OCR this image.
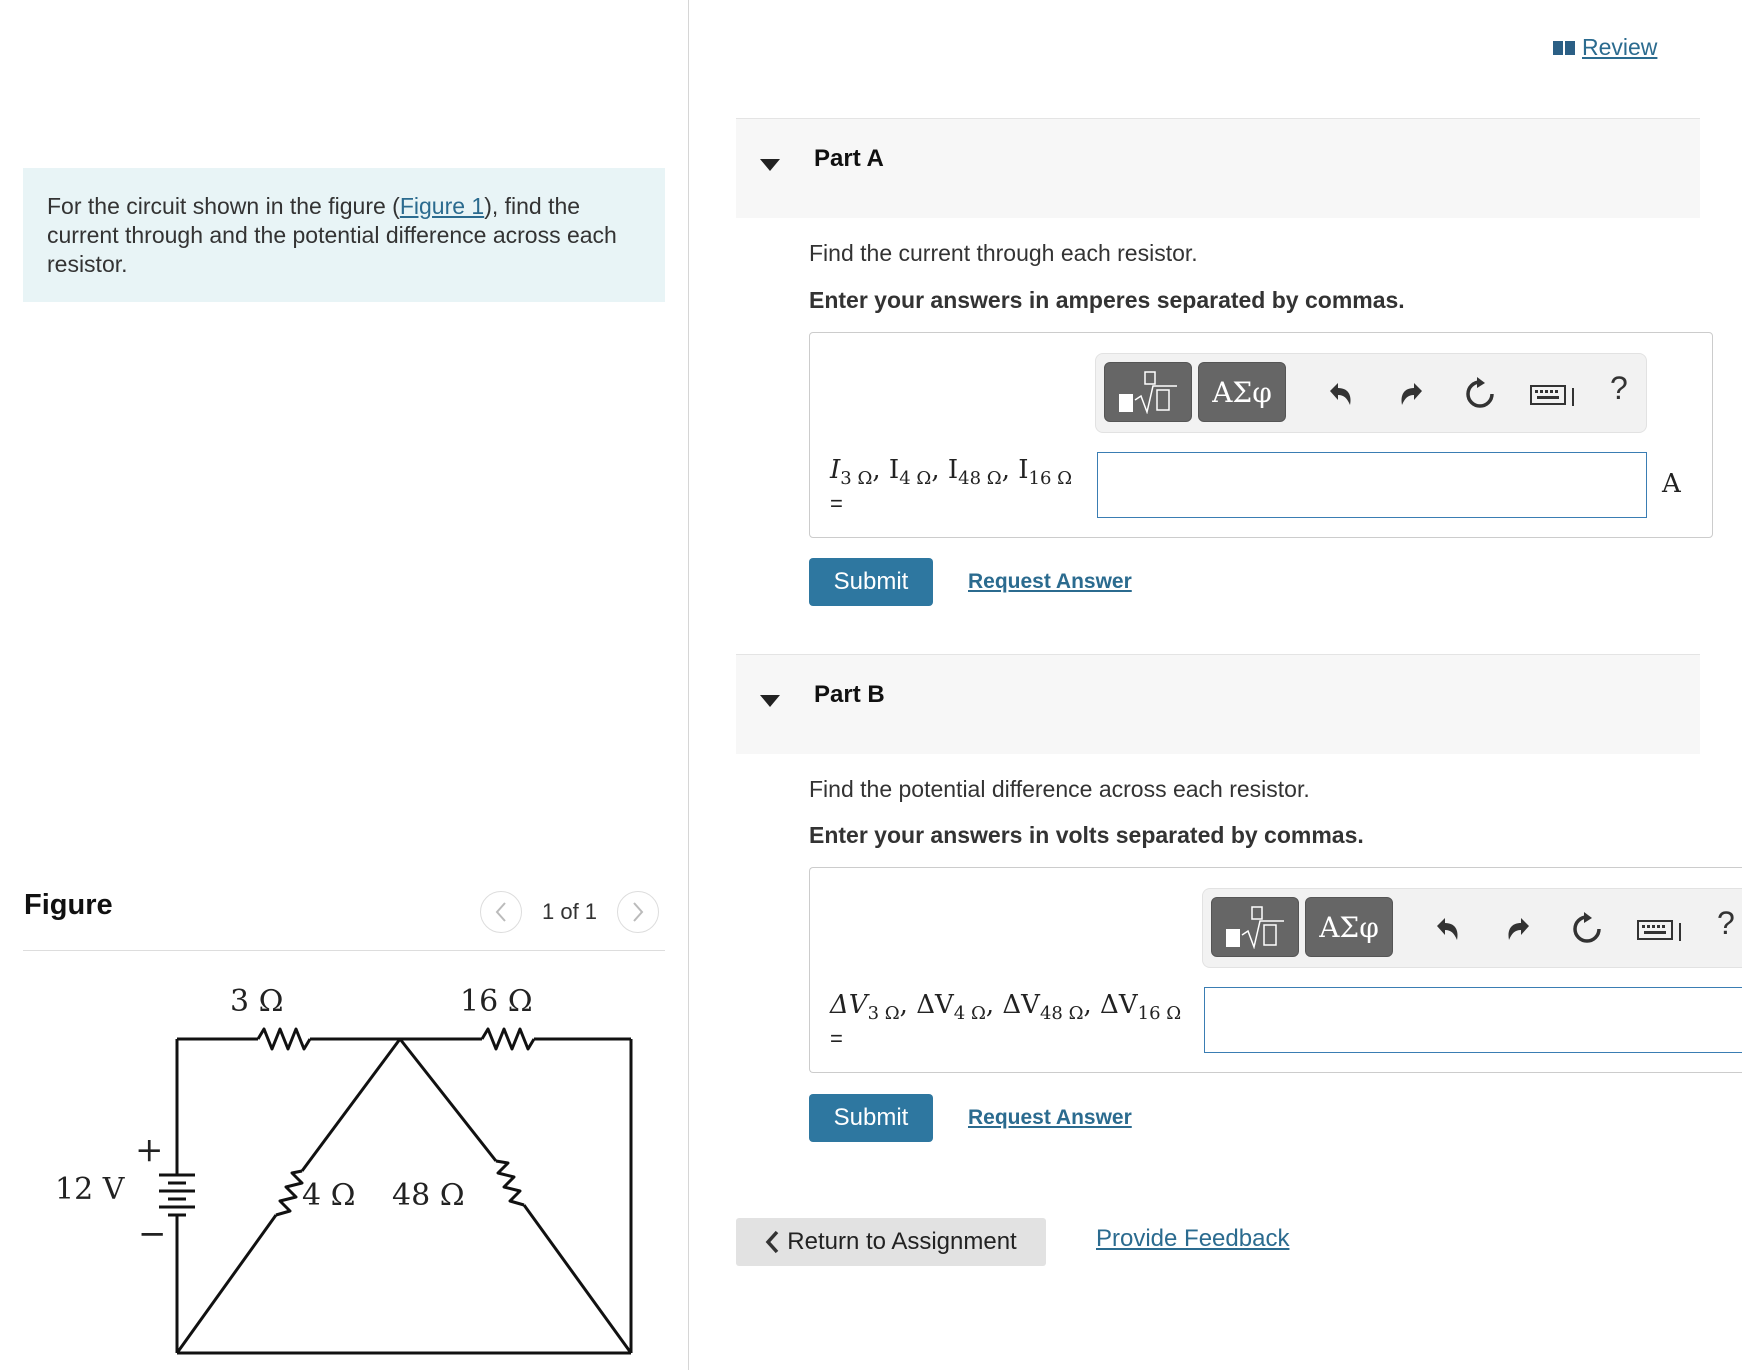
For the circuit shown in the figure (Figure 1), find the current through and the potential difference across each resistor.
Figure	1 of 1
3 Ω	16 Ω
4 Ω 48 Ω
12 V
+
−
Review
Part A
Find the current through each resistor.
Enter your answers in amperes separated by commas.
ΑΣφ	?
$I_{3 \Omega}$, $I_{4 \Omega}$, $I_{48 \Omega}$, $I_{16 \Omega}$
=
A
Submit	Request Answer
Part B
Find the potential difference across each resistor.
Enter your answers in volts separated by commas.
ΑΣφ	?
$\Delta V_{3 \Omega}$, $\Delta V_{4 \Omega}$, $\Delta V_{48 \Omega}$, $\Delta V_{16 \Omega}$
=
Submit	Request Answer
Return to Assignment	Provide Feedback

:: TASK TO COMPLETE ::
Exactly reproduce the entries above, minus the pictures.

:: CORRECT RESULT ::
OCR this image.
For the circuit shown in the figure (Figure 1), find the current through and the potential difference across each resistor.
Figure	1 of 1
3 Ω	16 Ω
4 Ω 48 Ω
12 V
+
−
Review
Part A
Find the current through each resistor.
Enter your answers in amperes separated by commas.
ΑΣφ	?
$I_{3 \Omega}$, $I_{4 \Omega}$, $I_{48 \Omega}$, $I_{16 \Omega}$
=
A
Submit	Request Answer
Part B
Find the potential difference across each resistor.
Enter your answers in volts separated by commas.
ΑΣφ	?
$\Delta V_{3 \Omega}$, $\Delta V_{4 \Omega}$, $\Delta V_{48 \Omega}$, $\Delta V_{16 \Omega}$
=
Submit	Request Answer
Return to Assignment	Provide Feedback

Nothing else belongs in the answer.